-- Provided data start --
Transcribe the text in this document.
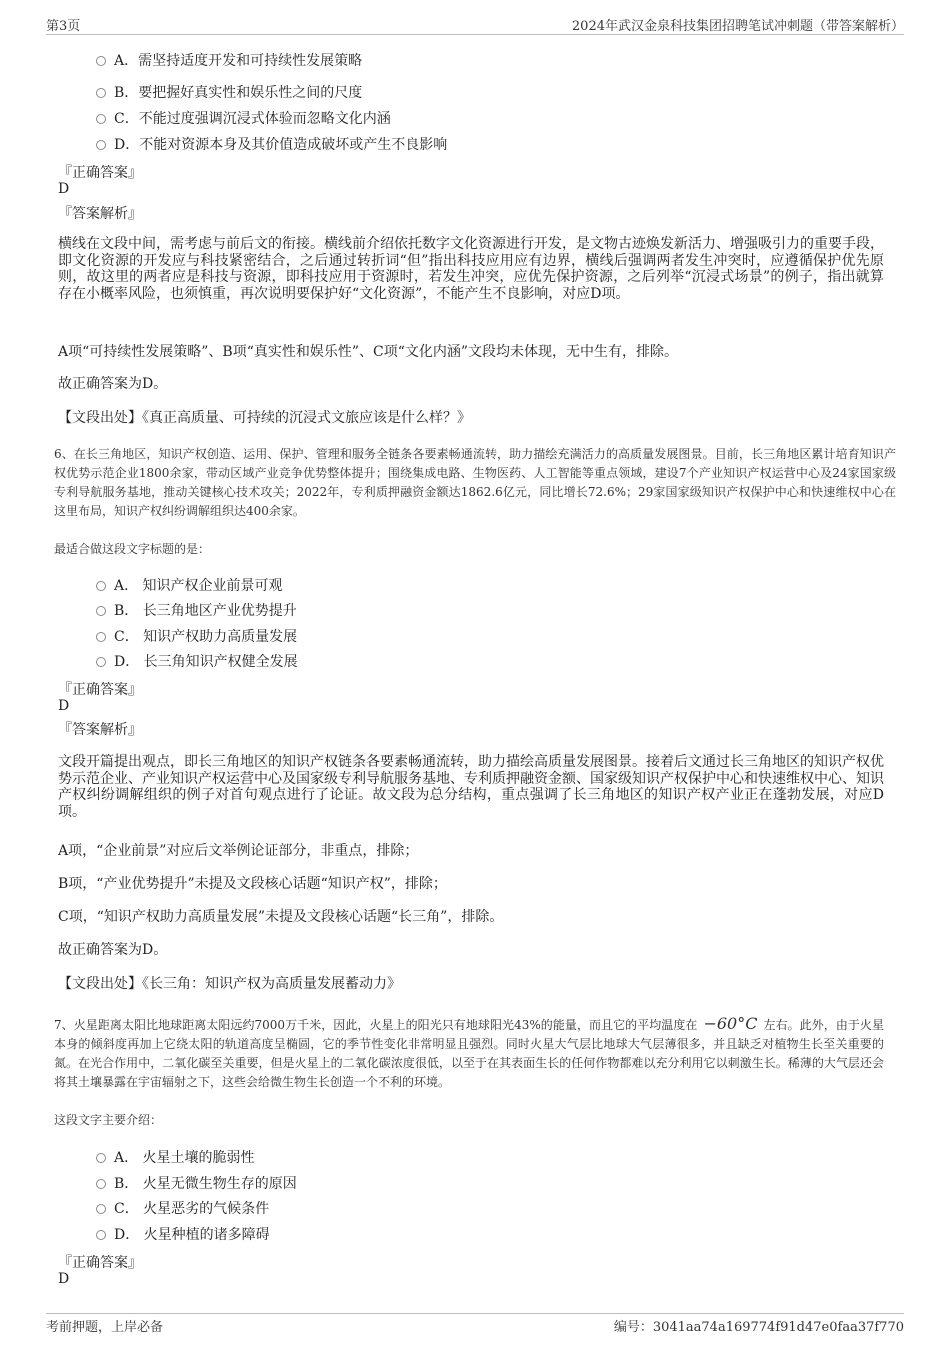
第3页	2024年武汉金泉科技集团招聘笔试冲刺题（带答案解析）
A．需坚持适度开发和可持续性发展策略
B．要把握好真实性和娱乐性之间的尺度
C．不能过度强调沉浸式体验而忽略文化内涵
D．不能对资源本身及其价值造成破坏或产生不良影响
『正确答案』
D
『答案解析』
横线在文段中间，需考虑与前后文的衔接。横线前介绍依托数字文化资源进行开发，是文物古迹焕发新活力、增强吸引力的重要手段，即文化资源的开发应与科技紧密结合，之后通过转折词“但”指出科技应用应有边界，横线后强调两者发生冲突时，应遵循保护优先原则，故这里的两者应是科技与资源，即科技应用于资源时，若发生冲突，应优先保护资源，之后列举“沉浸式场景”的例子，指出就算存在小概率风险，也须慎重，再次说明要保护好“文化资源”，不能产生不良影响，对应D项。
A项“可持续性发展策略”、B项“真实性和娱乐性”、C项“文化内涵”文段均未体现，无中生有，排除。
故正确答案为D。
【文段出处】《真正高质量、可持续的沉浸式文旅应该是什么样？》
6、在长三角地区，知识产权创造、运用、保护、管理和服务全链条各要素畅通流转，助力描绘充满活力的高质量发展图景。目前，长三角地区累计培育知识产权优势示范企业1800余家，带动区域产业竞争优势整体提升；围绕集成电路、生物医药、人工智能等重点领域，建设7个产业知识产权运营中心及24家国家级专利导航服务基地，推动关键核心技术攻关；2022年，专利质押融资金额达1862.6亿元，同比增长72.6%；29家国家级知识产权保护中心和快速维权中心在这里布局，知识产权纠纷调解组织达400余家。
最适合做这段文字标题的是：
A． 知识产权企业前景可观
B． 长三角地区产业优势提升
C． 知识产权助力高质量发展
D． 长三角知识产权健全发展
『正确答案』
D
『答案解析』
文段开篇提出观点，即长三角地区的知识产权链条各要素畅通流转，助力描绘高质量发展图景。接着后文通过长三角地区的知识产权优势示范企业、产业知识产权运营中心及国家级专利导航服务基地、专利质押融资金额、国家级知识产权保护中心和快速维权中心、知识产权纠纷调解组织的例子对首句观点进行了论证。故文段为总分结构，重点强调了长三角地区的知识产权产业正在蓬勃发展，对应D项。
A项，“企业前景”对应后文举例论证部分，非重点，排除；
B项，“产业优势提升”未提及文段核心话题“知识产权”，排除；
C项，“知识产权助力高质量发展”未提及文段核心话题“长三角”，排除。
故正确答案为D。
【文段出处】《长三角：知识产权为高质量发展蓄动力》
7、火星距离太阳比地球距离太阳远约7000万千米，因此，火星上的阳光只有地球阳光43%的能量，而且它的平均温度在 −60°C 左右。此外，由于火星本身的倾斜度再加上它绕太阳的轨道高度呈椭圆，它的季节性变化非常明显且强烈。同时火星大气层比地球大气层薄很多，并且缺乏对植物生长至关重要的氮。在光合作用中，二氧化碳至关重要，但是火星上的二氧化碳浓度很低，以至于在其表面生长的任何作物都难以充分利用它以刺激生长。稀薄的大气层还会将其土壤暴露在宇宙辐射之下，这些会给微生物生长创造一个不利的环境。
这段文字主要介绍：
A． 火星土壤的脆弱性
B． 火星无微生物生存的原因
C． 火星恶劣的气候条件
D． 火星种植的诸多障碍
『正确答案』
D
考前押题，上岸必备	编号：3041aa74a169774f91d47e0faa37f770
-- Provided data end --
_Required work_:
Go through the records and gather the lines that hold "对应D项".

_Solution_:
横线在文段中间，需考虑与前后文的衔接。横线前介绍依托数字文化资源进行开发，是文物古迹焕发新活力、增强吸引力的重要手段，即文化资源的开发应与科技紧密结合，之后通过转折词“但”指出科技应用应有边界，横线后强调两者发生冲突时，应遵循保护优先原则，故这里的两者应是科技与资源，即科技应用于资源时，若发生冲突，应优先保护资源，之后列举“沉浸式场景”的例子，指出就算存在小概率风险，也须慎重，再次说明要保护好“文化资源”，不能产生不良影响，对应D项。
文段开篇提出观点，即长三角地区的知识产权链条各要素畅通流转，助力描绘高质量发展图景。接着后文通过长三角地区的知识产权优势示范企业、产业知识产权运营中心及国家级专利导航服务基地、专利质押融资金额、国家级知识产权保护中心和快速维权中心、知识产权纠纷调解组织的例子对首句观点进行了论证。故文段为总分结构，重点强调了长三角地区的知识产权产业正在蓬勃发展，对应D项。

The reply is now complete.